BEGIN Passage given

I have been investigating the MPSS/MPS/MRRS a bit deeper. I did not make 
the connection between your last observation in your previous email, 
which already hinted at what the issue might be, the MPSS bitfield, 
TYPE00 and TYPE01 accesses until today and one more nudge from 
Manivannan in the MPSS direction. Thank you both for those two items.

It seems that for S4, the latest documentation rev.1.30 indicates 
EXPCAP1F MPSS as read-write and configurable between 128B and 256B for 
TYPE00 (EP) access , but read-only and set to fixed 128B for TYPE01 (RC) 
access .

If the S4 PCIe in RC mode is only capable of 128B long TLPs and in EP 
mode is capable of 128B or 256B long TLPs, this might explain why you 
observe corruption with 256B long TLPs between two S4 Spiders. The S4 
Spider in EP mode might work just fine with another RC which can do 256B 
long TLPs.

I still do not understand one more observation -- if I configure V4H 
PCIe as RC, and read out EXPCAP1F register MPSS field, it reads as 256B 
(value 3'b001). I would expect EXPCAP1F register MPSS field to read out 
as (default) 128B in this RC case. The V4H documentation indicates 
EXPCAP1F MPSS as read-ONLY and set to fixed 256B for TYPE00 (EP) access, 
but read-WRITE and set to 128B for TYPE01 (RC) access , which I think 
might be a documentation issue. I also do not rewrite the EXPCAP1F MPSS 
in any way.

END Passage given
BEGIN Entries

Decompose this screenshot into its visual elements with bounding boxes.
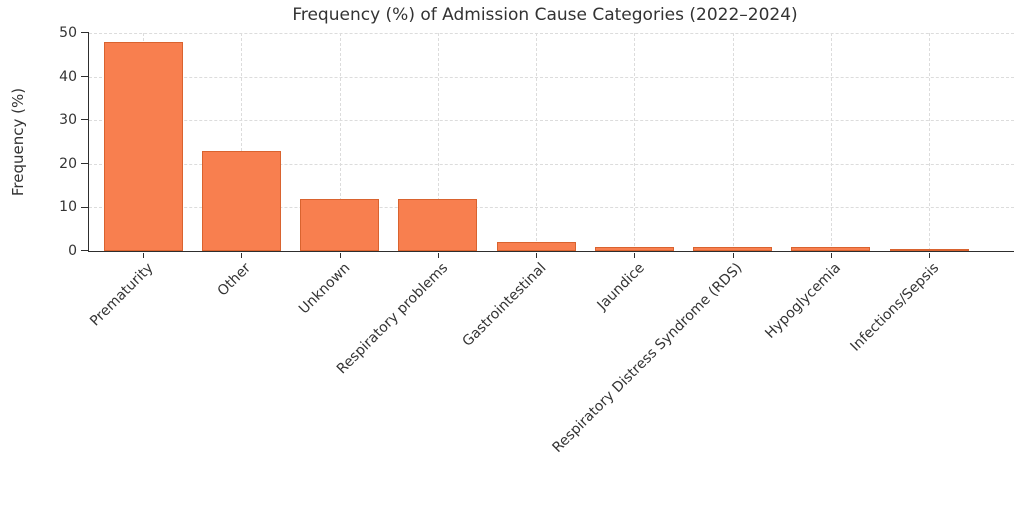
x-tick-mark — [437, 252, 439, 258]
gridline-h — [89, 76, 1014, 78]
gridline-h — [89, 163, 1014, 165]
gridline-v — [732, 33, 734, 251]
gridline-h — [89, 207, 1014, 209]
y-tick-label: 40 — [59, 68, 77, 85]
x-category-label: Jaundice — [594, 260, 648, 314]
x-tick-mark — [143, 252, 144, 258]
y-tick-label: 50 — [59, 25, 77, 41]
bar — [201, 150, 281, 251]
gridline-v — [929, 33, 930, 251]
gridline-v — [437, 33, 439, 251]
gridline-v — [634, 33, 636, 251]
chart-title: Frequency (%) of Admission Cause Categor… — [292, 5, 798, 25]
y-tick-mark — [81, 32, 89, 34]
y-tick-mark — [81, 250, 89, 252]
x-category-label: Hypoglycemia — [762, 260, 845, 342]
y-tick-label: 20 — [59, 155, 77, 172]
x-tick-mark — [536, 252, 537, 258]
bar — [889, 248, 969, 251]
x-category-label: Prematurity — [86, 260, 157, 330]
gridline-v — [339, 33, 341, 251]
bar — [594, 246, 674, 251]
y-tick-label: 10 — [59, 199, 77, 216]
bar — [300, 198, 379, 251]
gridline-v — [536, 33, 537, 251]
x-category-label: Unknown — [295, 260, 353, 318]
x-tick-mark — [732, 252, 734, 258]
y-axis-label: Frequency (%) — [9, 87, 27, 197]
x-tick-mark — [929, 252, 930, 258]
gridline-h — [89, 33, 1014, 34]
gridline-v — [241, 33, 243, 251]
x-tick-mark — [830, 252, 832, 258]
x-tick-mark — [634, 252, 636, 258]
x-category-label: Gastrointestinal — [459, 260, 550, 350]
gridline-v — [830, 33, 832, 251]
y-tick-label: 0 — [68, 243, 77, 259]
x-category-label: Respiratory Distress Syndrome (RDS) — [549, 260, 746, 457]
y-tick-mark — [81, 163, 89, 165]
y-tick-mark — [81, 119, 89, 121]
bar — [693, 246, 772, 251]
y-tick-mark — [81, 75, 89, 77]
x-tick-mark — [339, 252, 341, 258]
bar — [791, 246, 871, 251]
bar — [103, 41, 183, 251]
bar — [398, 198, 478, 251]
gridline-h — [89, 120, 1014, 122]
x-tick-mark — [241, 252, 243, 258]
bar — [496, 242, 576, 251]
y-tick-label: 30 — [59, 112, 77, 129]
x-category-label: Respiratory problems — [333, 260, 452, 378]
y-tick-mark — [81, 206, 89, 208]
x-category-label: Infections/Sepsis — [847, 260, 943, 355]
x-category-label: Other — [215, 260, 255, 300]
plot-area: 0 10 20 30 40 50 Prematurity Other Unknown Respir… — [59, 25, 1014, 456]
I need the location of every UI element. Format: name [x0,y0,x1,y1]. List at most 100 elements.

END Entries

## Required work
Quote the PCIe email text word for word, between "I have been" and "fixed 128B for TYPE01 (RC)", inclusive.

## Task output
I have been investigating the MPSS/MPS/MRRS a bit deeper. I did not make 
the connection between your last observation in your previous email, 
which already hinted at what the issue might be, the MPSS bitfield, 
TYPE00 and TYPE01 accesses until today and one more nudge from 
Manivannan in the MPSS direction. Thank you both for those two items.

It seems that for S4, the latest documentation rev.1.30 indicates 
EXPCAP1F MPSS as read-write and configurable between 128B and 256B for 
TYPE00 (EP) access , but read-only and set to fixed 128B for TYPE01 (RC)